## REQUIRED WORK
Collect each line of the entries that holds the string "this".

Collection entries
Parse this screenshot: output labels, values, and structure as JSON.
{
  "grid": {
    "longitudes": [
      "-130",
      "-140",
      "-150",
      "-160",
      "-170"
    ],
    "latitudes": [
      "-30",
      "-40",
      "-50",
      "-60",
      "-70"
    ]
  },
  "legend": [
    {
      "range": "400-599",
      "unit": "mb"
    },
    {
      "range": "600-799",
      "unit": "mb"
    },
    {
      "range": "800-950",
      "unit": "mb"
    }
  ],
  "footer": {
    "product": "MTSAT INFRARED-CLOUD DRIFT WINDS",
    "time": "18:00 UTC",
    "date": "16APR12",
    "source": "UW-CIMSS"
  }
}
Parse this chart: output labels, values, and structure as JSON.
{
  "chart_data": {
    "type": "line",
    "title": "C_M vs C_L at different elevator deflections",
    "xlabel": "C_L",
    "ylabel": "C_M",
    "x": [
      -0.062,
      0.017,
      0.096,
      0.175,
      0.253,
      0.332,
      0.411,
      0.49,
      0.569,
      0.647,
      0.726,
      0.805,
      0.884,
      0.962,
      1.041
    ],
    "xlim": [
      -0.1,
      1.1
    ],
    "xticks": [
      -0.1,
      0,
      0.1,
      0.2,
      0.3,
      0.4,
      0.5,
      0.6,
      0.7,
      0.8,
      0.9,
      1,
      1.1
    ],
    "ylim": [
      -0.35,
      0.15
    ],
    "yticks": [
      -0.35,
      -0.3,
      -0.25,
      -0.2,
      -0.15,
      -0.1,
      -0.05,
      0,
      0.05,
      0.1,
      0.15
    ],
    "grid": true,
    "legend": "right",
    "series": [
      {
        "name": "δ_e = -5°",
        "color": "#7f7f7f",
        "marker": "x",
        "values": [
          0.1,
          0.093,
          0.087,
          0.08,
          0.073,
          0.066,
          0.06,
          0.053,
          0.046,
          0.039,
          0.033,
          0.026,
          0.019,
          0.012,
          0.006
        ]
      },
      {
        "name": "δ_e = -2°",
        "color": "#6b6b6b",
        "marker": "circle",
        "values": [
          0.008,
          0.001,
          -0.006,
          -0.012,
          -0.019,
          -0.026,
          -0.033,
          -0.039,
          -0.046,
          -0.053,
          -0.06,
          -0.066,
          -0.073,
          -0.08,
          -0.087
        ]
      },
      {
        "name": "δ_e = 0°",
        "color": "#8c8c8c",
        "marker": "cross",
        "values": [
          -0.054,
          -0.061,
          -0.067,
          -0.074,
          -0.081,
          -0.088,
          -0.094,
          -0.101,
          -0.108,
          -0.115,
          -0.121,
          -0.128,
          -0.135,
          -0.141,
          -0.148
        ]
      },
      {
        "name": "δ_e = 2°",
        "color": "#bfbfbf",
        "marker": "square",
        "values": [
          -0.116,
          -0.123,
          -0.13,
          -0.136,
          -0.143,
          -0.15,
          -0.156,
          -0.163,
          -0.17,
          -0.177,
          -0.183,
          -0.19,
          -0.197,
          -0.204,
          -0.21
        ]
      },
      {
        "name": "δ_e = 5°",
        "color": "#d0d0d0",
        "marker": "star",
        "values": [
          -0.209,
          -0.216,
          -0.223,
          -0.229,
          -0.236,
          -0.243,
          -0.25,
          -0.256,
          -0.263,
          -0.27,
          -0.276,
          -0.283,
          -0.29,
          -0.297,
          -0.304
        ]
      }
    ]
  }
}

## TASK SOLUTION
Parse this screenshot: output labels, values, and structure as JSON.
Parse this chart: output labels, values, and structure as JSON.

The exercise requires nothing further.